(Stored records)
::::

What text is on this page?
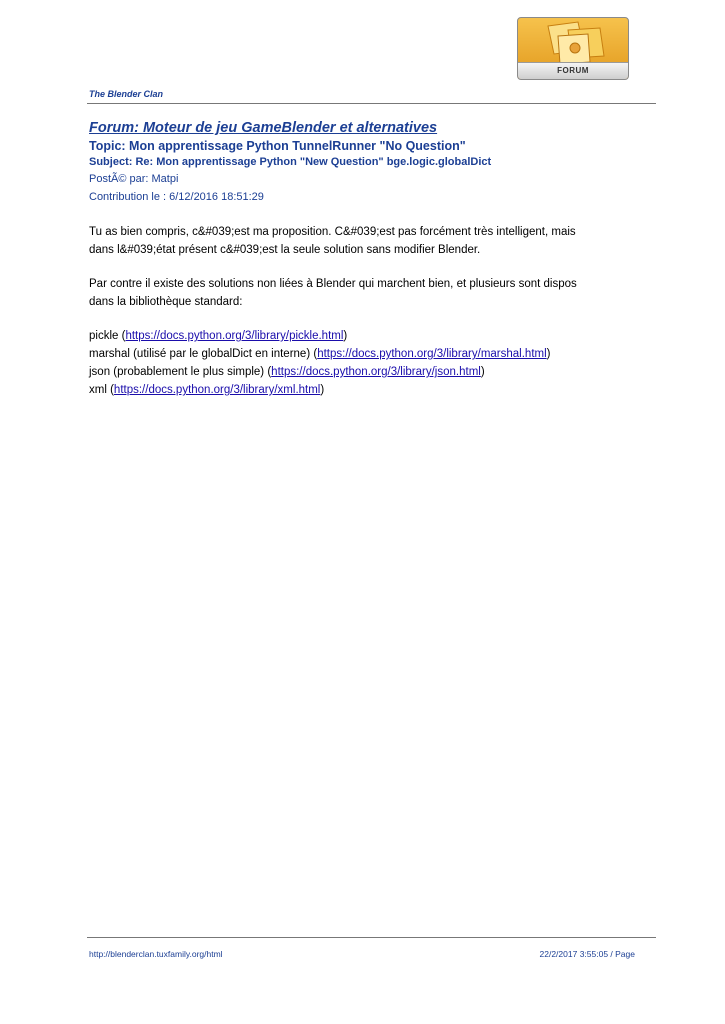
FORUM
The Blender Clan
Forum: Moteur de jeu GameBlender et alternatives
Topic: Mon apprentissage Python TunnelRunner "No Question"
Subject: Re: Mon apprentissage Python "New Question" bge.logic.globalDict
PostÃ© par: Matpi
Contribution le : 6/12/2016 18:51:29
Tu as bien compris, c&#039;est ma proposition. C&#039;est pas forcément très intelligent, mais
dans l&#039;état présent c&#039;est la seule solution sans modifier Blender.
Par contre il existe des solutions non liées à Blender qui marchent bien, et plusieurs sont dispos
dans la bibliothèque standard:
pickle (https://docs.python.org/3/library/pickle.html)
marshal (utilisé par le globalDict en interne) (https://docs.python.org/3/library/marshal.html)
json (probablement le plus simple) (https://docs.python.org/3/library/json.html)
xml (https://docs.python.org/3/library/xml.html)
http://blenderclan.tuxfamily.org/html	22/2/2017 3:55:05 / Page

::::

Return all the entries word for word, but omit any pictures they contain.

> [Written answer]:
What text is on this page?
FORUM
The Blender Clan
Forum: Moteur de jeu GameBlender et alternatives
Topic: Mon apprentissage Python TunnelRunner "No Question"
Subject: Re: Mon apprentissage Python "New Question" bge.logic.globalDict
PostÃ© par: Matpi
Contribution le : 6/12/2016 18:51:29
Tu as bien compris, c&#039;est ma proposition. C&#039;est pas forcément très intelligent, mais
dans l&#039;état présent c&#039;est la seule solution sans modifier Blender.
Par contre il existe des solutions non liées à Blender qui marchent bien, et plusieurs sont dispos
dans la bibliothèque standard:
pickle (https://docs.python.org/3/library/pickle.html)
marshal (utilisé par le globalDict en interne) (https://docs.python.org/3/library/marshal.html)
json (probablement le plus simple) (https://docs.python.org/3/library/json.html)
xml (https://docs.python.org/3/library/xml.html)
http://blenderclan.tuxfamily.org/html	22/2/2017 3:55:05 / Page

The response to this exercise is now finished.